In the following material, identify every line holding the string "image" and return it.

> **Material for the task**:
-- -- --

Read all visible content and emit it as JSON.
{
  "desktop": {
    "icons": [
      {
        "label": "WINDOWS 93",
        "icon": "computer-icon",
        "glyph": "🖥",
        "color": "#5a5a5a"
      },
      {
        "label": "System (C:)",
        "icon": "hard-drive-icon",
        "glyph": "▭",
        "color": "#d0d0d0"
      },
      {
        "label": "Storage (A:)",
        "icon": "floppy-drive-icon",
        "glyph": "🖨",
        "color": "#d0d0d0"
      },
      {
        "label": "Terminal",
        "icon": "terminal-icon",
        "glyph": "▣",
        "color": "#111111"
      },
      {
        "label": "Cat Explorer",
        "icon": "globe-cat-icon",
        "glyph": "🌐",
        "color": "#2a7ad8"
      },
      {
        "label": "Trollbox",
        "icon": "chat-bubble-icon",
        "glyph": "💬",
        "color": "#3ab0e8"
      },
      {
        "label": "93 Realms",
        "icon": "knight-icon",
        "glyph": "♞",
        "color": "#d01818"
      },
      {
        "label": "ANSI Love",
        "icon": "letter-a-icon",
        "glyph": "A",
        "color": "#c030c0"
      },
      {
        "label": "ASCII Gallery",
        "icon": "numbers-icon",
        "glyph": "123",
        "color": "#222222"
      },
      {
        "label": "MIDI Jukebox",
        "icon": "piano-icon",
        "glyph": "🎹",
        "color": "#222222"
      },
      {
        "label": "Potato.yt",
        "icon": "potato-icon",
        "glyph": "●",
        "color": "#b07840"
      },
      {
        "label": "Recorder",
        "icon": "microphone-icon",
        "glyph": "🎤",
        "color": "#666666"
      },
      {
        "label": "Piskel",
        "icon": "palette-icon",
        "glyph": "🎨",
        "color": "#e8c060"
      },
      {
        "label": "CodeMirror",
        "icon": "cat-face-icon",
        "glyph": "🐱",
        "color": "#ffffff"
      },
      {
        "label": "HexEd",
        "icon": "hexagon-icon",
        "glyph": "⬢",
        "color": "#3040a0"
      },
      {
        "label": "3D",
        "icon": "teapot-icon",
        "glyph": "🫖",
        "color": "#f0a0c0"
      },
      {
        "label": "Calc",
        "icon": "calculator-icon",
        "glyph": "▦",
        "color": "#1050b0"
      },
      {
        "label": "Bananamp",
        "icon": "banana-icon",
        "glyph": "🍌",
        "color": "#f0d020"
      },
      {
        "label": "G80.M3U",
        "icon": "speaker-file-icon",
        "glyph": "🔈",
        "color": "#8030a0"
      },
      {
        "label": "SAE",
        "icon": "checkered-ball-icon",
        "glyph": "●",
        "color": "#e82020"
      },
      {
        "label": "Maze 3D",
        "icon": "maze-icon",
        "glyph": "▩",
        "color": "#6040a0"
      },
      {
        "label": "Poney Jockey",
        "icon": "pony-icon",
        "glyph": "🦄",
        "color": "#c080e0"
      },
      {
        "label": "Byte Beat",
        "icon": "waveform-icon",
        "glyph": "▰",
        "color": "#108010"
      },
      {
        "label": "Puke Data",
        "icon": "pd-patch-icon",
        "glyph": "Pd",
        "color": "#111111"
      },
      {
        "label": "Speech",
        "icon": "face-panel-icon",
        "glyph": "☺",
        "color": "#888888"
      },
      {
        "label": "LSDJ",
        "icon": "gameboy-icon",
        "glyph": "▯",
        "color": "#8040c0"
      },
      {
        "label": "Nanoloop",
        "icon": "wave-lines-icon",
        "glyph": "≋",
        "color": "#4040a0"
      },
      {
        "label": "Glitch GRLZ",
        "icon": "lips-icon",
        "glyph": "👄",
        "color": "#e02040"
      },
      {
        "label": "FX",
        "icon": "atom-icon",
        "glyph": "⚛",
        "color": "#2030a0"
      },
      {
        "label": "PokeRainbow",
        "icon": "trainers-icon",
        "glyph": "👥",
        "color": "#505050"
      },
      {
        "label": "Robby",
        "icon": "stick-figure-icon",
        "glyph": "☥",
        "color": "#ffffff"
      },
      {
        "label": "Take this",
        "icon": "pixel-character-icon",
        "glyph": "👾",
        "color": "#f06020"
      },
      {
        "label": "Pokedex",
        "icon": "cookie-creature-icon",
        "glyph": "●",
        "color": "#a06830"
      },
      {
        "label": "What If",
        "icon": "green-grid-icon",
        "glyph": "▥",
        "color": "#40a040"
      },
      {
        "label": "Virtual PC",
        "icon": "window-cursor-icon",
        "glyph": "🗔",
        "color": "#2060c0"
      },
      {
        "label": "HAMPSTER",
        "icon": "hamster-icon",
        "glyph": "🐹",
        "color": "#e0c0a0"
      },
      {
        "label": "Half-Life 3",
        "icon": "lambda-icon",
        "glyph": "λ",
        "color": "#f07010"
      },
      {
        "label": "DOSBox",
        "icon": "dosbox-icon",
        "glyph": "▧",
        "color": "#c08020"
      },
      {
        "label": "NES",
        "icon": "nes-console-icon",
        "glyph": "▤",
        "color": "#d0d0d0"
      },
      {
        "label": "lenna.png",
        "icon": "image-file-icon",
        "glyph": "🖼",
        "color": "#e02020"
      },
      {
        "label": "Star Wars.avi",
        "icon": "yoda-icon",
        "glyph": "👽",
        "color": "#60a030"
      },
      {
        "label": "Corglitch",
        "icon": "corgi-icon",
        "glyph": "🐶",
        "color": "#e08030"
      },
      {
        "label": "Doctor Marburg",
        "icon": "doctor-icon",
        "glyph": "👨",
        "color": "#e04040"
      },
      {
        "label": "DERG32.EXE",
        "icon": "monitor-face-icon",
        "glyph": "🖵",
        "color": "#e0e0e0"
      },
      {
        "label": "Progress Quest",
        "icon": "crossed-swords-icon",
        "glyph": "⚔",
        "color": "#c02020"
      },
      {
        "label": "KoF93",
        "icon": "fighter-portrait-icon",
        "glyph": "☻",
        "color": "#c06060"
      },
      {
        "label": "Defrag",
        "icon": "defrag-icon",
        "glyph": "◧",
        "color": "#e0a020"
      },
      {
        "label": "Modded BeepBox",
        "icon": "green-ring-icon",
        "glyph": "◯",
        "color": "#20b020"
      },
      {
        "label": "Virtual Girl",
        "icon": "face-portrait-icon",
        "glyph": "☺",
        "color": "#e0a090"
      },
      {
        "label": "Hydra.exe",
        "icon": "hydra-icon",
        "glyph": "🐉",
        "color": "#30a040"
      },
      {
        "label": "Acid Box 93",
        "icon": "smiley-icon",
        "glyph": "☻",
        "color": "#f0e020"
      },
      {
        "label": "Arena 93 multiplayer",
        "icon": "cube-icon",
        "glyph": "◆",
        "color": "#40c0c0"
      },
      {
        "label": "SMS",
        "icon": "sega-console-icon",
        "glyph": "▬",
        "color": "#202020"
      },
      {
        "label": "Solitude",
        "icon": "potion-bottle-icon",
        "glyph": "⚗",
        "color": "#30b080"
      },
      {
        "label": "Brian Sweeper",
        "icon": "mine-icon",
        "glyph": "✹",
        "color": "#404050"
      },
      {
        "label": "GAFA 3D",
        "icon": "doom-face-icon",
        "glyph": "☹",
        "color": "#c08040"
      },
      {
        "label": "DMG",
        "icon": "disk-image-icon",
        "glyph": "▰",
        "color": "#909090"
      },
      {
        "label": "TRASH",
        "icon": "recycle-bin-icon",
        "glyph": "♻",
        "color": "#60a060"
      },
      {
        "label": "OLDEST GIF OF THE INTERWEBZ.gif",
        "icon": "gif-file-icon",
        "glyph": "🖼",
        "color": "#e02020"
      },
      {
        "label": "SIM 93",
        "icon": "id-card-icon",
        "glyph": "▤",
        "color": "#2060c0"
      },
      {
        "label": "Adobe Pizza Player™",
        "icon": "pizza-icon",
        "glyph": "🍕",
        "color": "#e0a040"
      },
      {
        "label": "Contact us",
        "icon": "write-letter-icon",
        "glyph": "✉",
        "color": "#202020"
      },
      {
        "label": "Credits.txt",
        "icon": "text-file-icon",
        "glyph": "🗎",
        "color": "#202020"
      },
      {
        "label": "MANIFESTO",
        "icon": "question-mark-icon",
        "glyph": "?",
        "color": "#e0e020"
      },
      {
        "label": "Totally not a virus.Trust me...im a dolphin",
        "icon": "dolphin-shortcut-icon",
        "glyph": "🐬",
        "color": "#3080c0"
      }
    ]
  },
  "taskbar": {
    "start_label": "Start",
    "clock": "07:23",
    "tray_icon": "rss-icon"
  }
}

-- -- --

> **Task solution**:
        "icon": "image-file-icon",
        "icon": "disk-image-icon",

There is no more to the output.